Your task is to filter the data below down to the lines holding "проведении".

— START DATASET RECORDS —

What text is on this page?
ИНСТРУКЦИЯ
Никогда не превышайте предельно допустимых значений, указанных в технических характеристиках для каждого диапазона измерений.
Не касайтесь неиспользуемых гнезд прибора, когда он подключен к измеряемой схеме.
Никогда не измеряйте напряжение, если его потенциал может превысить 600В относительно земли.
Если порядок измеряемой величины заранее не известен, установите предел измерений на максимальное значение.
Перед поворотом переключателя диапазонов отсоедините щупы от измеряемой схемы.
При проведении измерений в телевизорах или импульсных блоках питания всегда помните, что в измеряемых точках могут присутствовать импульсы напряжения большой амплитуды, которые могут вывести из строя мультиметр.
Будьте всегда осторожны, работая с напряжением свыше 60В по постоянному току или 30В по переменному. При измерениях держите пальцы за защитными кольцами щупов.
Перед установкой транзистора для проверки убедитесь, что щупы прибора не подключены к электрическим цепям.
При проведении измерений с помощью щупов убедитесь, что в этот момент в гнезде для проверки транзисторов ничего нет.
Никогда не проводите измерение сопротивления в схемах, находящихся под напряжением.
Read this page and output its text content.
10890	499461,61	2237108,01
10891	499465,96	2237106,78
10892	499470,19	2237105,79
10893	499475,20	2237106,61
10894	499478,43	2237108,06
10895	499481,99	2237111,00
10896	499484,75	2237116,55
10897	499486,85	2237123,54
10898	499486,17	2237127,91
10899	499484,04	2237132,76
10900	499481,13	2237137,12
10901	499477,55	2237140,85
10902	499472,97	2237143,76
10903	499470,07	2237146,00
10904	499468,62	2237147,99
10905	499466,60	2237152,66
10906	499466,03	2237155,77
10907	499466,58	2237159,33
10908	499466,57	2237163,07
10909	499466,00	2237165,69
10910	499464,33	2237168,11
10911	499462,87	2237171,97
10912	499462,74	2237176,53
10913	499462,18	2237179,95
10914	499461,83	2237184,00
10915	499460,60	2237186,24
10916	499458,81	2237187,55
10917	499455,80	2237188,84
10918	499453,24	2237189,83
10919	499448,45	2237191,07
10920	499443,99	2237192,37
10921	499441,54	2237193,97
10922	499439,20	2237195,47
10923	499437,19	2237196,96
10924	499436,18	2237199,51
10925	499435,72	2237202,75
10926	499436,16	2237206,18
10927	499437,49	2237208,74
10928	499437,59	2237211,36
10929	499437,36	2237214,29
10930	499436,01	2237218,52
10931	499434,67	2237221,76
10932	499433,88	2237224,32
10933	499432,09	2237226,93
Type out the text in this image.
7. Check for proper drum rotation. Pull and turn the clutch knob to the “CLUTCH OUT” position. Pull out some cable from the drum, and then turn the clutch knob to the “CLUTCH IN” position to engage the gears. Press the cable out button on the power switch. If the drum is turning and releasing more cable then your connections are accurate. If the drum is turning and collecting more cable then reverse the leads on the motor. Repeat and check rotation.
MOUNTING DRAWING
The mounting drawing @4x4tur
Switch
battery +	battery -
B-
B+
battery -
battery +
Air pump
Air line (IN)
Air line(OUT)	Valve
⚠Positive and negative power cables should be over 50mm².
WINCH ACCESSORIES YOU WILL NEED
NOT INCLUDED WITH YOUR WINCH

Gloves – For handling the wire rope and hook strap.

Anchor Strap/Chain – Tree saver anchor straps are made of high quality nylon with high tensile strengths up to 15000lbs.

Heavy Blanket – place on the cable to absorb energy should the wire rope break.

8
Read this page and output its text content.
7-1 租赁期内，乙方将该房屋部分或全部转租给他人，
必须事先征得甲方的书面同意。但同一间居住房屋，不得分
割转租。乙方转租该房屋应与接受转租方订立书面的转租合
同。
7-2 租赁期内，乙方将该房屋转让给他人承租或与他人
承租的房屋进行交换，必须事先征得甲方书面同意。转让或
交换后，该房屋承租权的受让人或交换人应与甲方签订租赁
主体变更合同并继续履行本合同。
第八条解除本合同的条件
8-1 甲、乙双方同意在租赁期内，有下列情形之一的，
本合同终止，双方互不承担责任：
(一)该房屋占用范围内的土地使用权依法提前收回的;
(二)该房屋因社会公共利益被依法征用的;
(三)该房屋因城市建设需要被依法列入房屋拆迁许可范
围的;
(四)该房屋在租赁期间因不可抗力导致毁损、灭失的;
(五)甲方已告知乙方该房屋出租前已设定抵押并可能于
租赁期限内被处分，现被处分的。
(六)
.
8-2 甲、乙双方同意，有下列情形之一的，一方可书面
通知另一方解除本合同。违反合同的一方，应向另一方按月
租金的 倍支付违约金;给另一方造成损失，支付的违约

— END DATASET RECORDS —

--- OUTPUT OF THE TASK ---
При проведении измерений в телевизорах или импульсных блоках питания всегда помните, что в измеряемых точках могут присутствовать импульсы напряжения большой амплитуды, которые могут вывести из строя мультиметр.
При проведении измерений с помощью щупов убедитесь, что в этот момент в гнезде для проверки транзисторов ничего нет.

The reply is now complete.